■ **Exercise task**
Return every line of the data below that includes the string "等相关言论均不属实".

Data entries
>>>

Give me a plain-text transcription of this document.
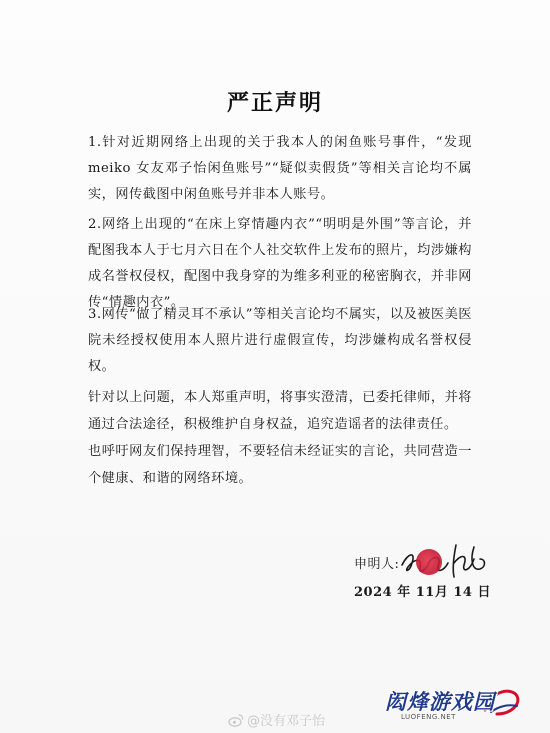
严正声明
1.针对近期网络上出现的关于我本人的闲鱼账号事件，“发现 meiko 女友邓子怡闲鱼账号”“疑似卖假货”等相关言论均不属实，网传截图中闲鱼账号并非本人账号。
2.网络上出现的“在床上穿情趣内衣”“明明是外围”等言论，并配图我本人于七月六日在个人社交软件上发布的照片，均涉嫌构成名誉权侵权，配图中我身穿的为维多利亚的秘密胸衣，并非网传“情趣内衣”。
3.网传“做了精灵耳不承认”等相关言论均不属实，以及被医美医院未经授权使用本人照片进行虚假宣传，均涉嫌构成名誉权侵权。
针对以上问题，本人郑重声明，将事实澄清，已委托律师，并将通过合法途径，积极维护自身权益，追究造谣者的法律责任。
也呼吁网友们保持理智，不要轻信未经证实的言论，共同营造一个健康、和谐的网络环境。
申明人:
2024 年 11月 14 日
@没有邓子怡
闳烽游戏园
LUOFENG.NET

<<<

■ **Response**
1.针对近期网络上出现的关于我本人的闲鱼账号事件，“发现 meiko 女友邓子怡闲鱼账号”“疑似卖假货”等相关言论均不属实，网传截图中闲鱼账号并非本人账号。
3.网传“做了精灵耳不承认”等相关言论均不属实，以及被医美医院未经授权使用本人照片进行虚假宣传，均涉嫌构成名誉权侵权。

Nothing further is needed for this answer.